— DIRECTIONS —
Print the listing that follows, character for character.

— INPUT RECORDS —
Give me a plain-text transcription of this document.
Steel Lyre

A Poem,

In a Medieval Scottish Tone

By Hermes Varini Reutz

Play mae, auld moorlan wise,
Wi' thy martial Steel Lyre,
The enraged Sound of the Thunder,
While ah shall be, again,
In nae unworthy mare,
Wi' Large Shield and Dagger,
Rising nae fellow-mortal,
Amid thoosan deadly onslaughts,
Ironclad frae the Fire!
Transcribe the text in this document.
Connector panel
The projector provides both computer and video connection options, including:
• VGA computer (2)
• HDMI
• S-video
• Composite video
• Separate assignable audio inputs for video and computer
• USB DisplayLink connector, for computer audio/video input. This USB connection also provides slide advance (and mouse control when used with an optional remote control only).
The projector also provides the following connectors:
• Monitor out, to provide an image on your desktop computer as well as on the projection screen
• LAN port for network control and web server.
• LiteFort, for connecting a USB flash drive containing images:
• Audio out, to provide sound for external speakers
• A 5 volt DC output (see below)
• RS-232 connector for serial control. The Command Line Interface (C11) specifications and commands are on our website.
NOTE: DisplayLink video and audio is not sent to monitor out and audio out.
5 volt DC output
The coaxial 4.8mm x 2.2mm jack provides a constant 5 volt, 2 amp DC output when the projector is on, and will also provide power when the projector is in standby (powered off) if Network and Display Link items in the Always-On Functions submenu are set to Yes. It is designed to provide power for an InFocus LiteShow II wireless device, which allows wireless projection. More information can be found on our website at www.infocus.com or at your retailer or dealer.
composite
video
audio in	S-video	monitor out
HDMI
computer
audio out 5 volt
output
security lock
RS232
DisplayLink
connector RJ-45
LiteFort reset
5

— COMPLETED EXERCISE —
Give me a plain-text transcription of this document.
Steel Lyre

A Poem,

In a Medieval Scottish Tone

By Hermes Varini Reutz

Play mae, auld moorlan wise,
Wi' thy martial Steel Lyre,
The enraged Sound of the Thunder,
While ah shall be, again,
In nae unworthy mare,
Wi' Large Shield and Dagger,
Rising nae fellow-mortal,
Amid thoosan deadly onslaughts,
Ironclad frae the Fire!
Transcribe the text in this document.
Connector panel
The projector provides both computer and video connection options, including:
• VGA computer (2)
• HDMI
• S-video
• Composite video
• Separate assignable audio inputs for video and computer
• USB DisplayLink connector, for computer audio/video input. This USB connection also provides slide advance (and mouse control when used with an optional remote control only).
The projector also provides the following connectors:
• Monitor out, to provide an image on your desktop computer as well as on the projection screen
• LAN port for network control and web server.
• LiteFort, for connecting a USB flash drive containing images:
• Audio out, to provide sound for external speakers
• A 5 volt DC output (see below)
• RS-232 connector for serial control. The Command Line Interface (C11) specifications and commands are on our website.
NOTE: DisplayLink video and audio is not sent to monitor out and audio out.
5 volt DC output
The coaxial 4.8mm x 2.2mm jack provides a constant 5 volt, 2 amp DC output when the projector is on, and will also provide power when the projector is in standby (powered off) if Network and Display Link items in the Always-On Functions submenu are set to Yes. It is designed to provide power for an InFocus LiteShow II wireless device, which allows wireless projection. More information can be found on our website at www.infocus.com or at your retailer or dealer.
composite
video
audio in	S-video	monitor out
HDMI
computer
audio out 5 volt
output
security lock
RS232
DisplayLink
connector RJ-45
LiteFort reset
5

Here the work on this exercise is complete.